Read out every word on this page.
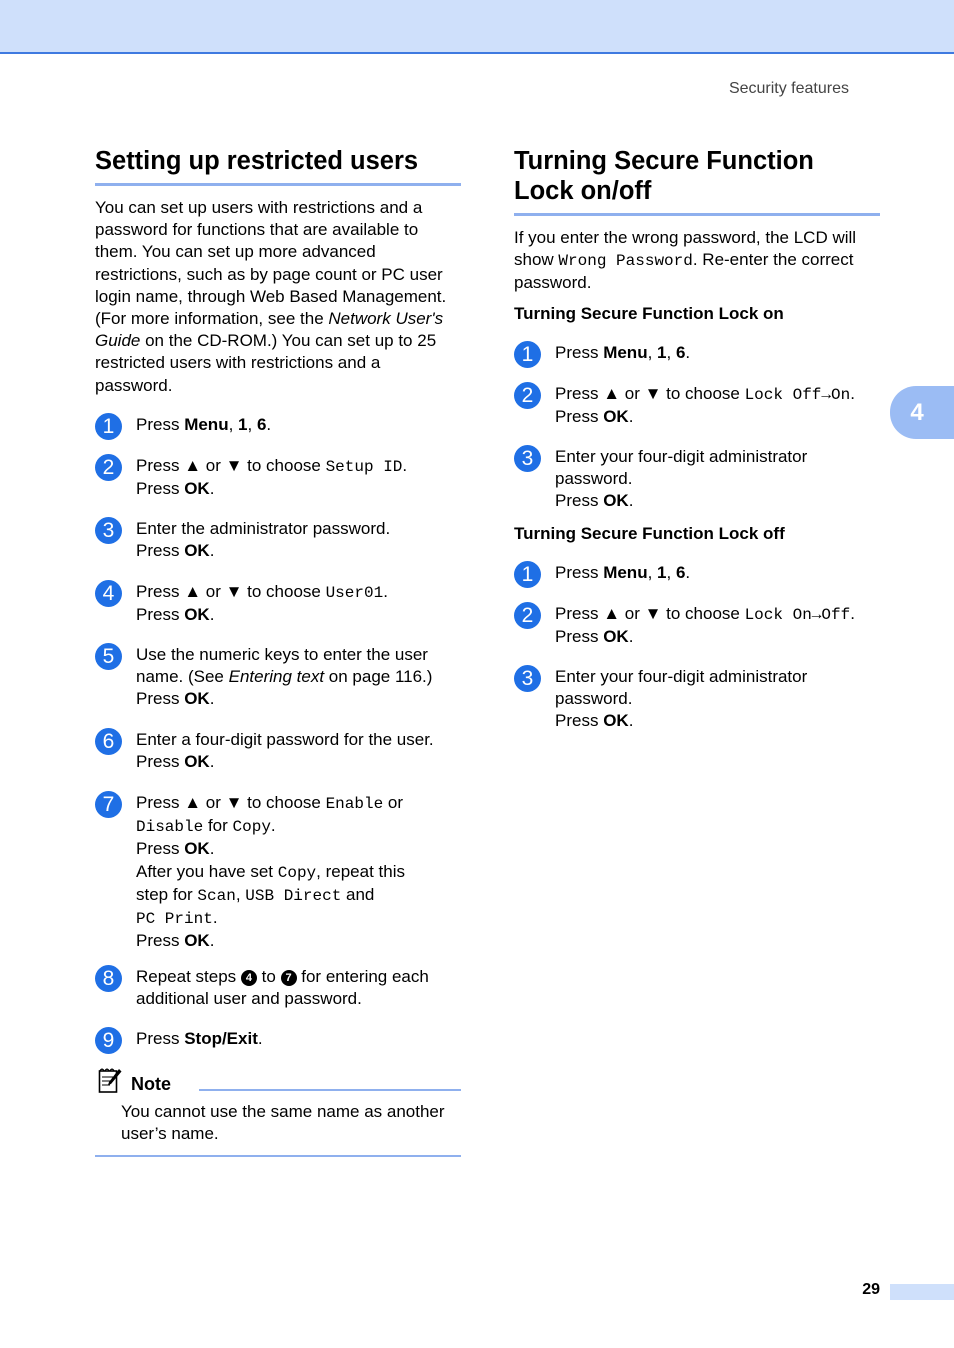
Security features
Setting up restricted users
You can set up users with restrictions and a password for functions that are available to them. You can set up more advanced restrictions, such as by page count or PC user login name, through Web Based Management. (For more information, see the Network User's Guide on the CD-ROM.) You can set up to 25 restricted users with restrictions and a password.
1	Press Menu, 1, 6.
2	Press ▲ or ▼ to choose Setup ID.
Press OK.
3	Enter the administrator password.
Press OK.
4	Press ▲ or ▼ to choose User01.
Press OK.
5	Use the numeric keys to enter the user name. (See Entering text on page 116.)
Press OK.
6	Enter a four-digit password for the user.
Press OK.
7	Press ▲ or ▼ to choose Enable or
Disable for Copy.
Press OK.
After you have set Copy, repeat this
step for Scan, USB Direct and
PC Print.
Press OK.
8	Repeat steps 4 to 7 for entering each additional user and password.
9	Press Stop/Exit.
Note
You cannot use the same name as another user’s name.
Turning Secure Function
Lock on/off
If you enter the wrong password, the LCD will show Wrong Password. Re-enter the correct password.
Turning Secure Function Lock on
1	Press Menu, 1, 6.
2	Press ▲ or ▼ to choose Lock Off→On.
Press OK.
3	Enter your four-digit administrator password.
Press OK.
Turning Secure Function Lock off
1	Press Menu, 1, 6.
2	Press ▲ or ▼ to choose Lock On→Off.
Press OK.
3	Enter your four-digit administrator password.
Press OK.
4
29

-*-*-

*WHAT THE TASK REQUIRES*
Where a line in the entries holds "restricted", copy that line.

*TASK RESPONSE*
Setting up restricted users
You can set up users with restrictions and a password for functions that are available to them. You can set up more advanced restrictions, such as by page count or PC user login name, through Web Based Management. (For more information, see the Network User's Guide on the CD-ROM.) You can set up to 25 restricted users with restrictions and a password.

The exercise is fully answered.